Stored data entries:
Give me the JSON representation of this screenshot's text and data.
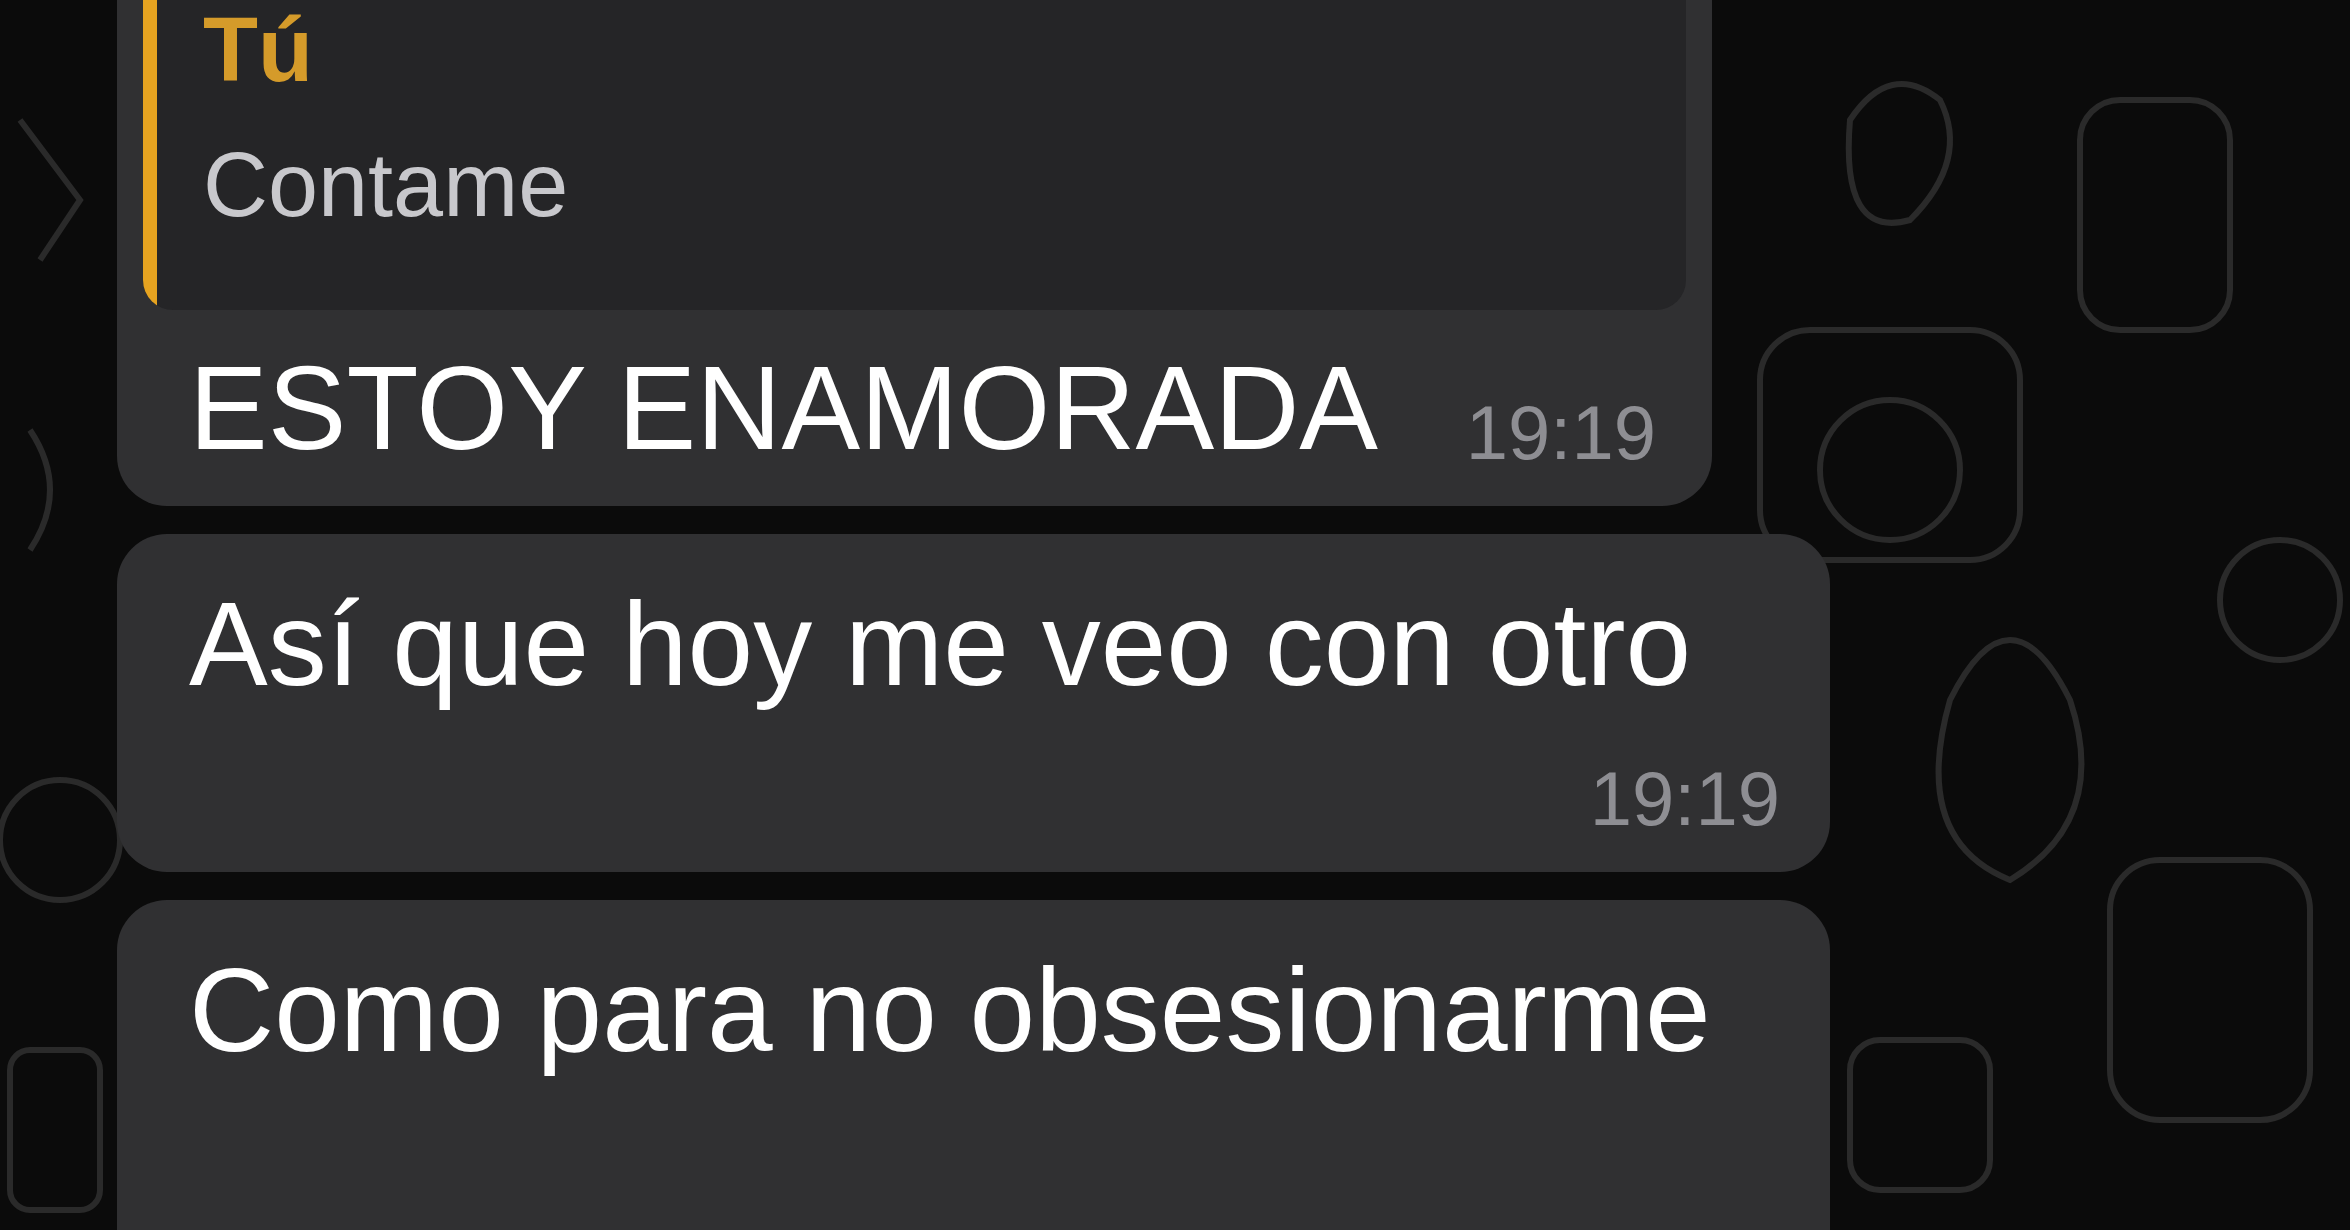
{
  "messages": [
    {
      "kind": "reply",
      "quote": {
        "author": "Tú",
        "text": "Contame"
      },
      "text": "ESTOY ENAMORADA",
      "time": "19:19"
    },
    {
      "kind": "plain",
      "text": "Así que hoy me veo con otro",
      "time": "19:19"
    },
    {
      "kind": "plain",
      "text": "Como para no obsesionarme"
    }
  ]
}
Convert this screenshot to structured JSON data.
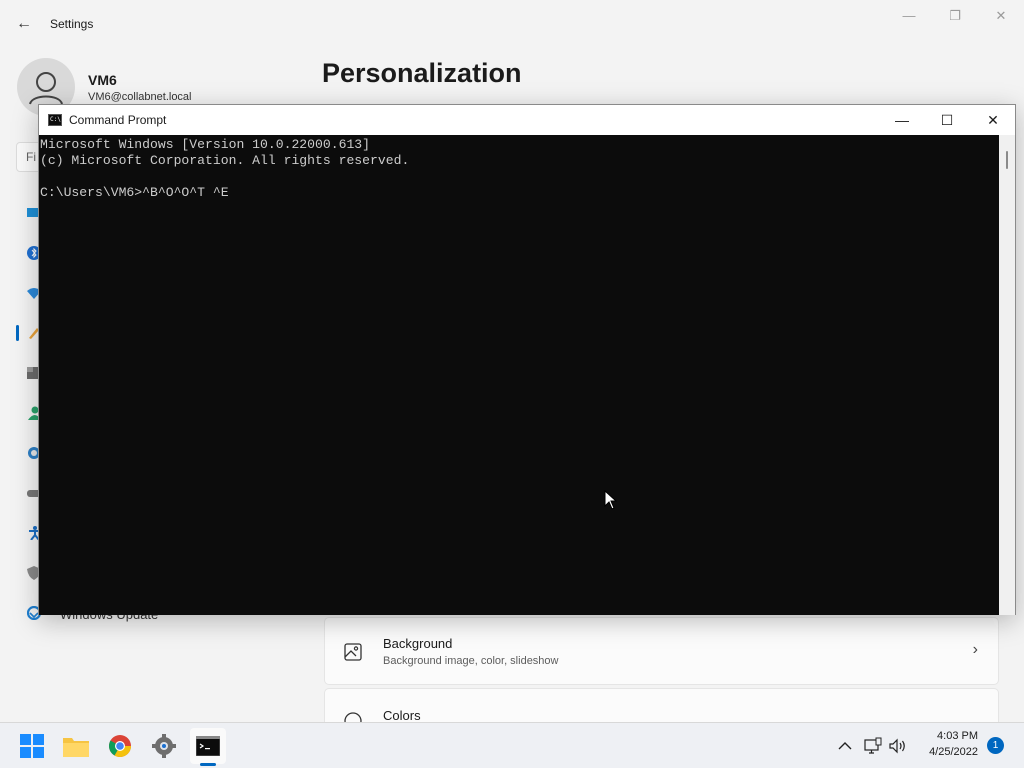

Problem description
The data should be printed again unchanged; leave its pictures out.

The answer
Give me the JSON representation of this screenshot's text and data.
{
  "messages": [
    {
      "kind": "reply",
      "quote": {
        "author": "Tú",
        "text": "Contame"
      },
      "text": "ESTOY ENAMORADA",
      "time": "19:19"
    },
    {
      "kind": "plain",
      "text": "Así que hoy me veo con otro",
      "time": "19:19"
    },
    {
      "kind": "plain",
      "text": "Como para no obsesionarme"
    }
  ]
}
Convert this screenshot to structured JSON data.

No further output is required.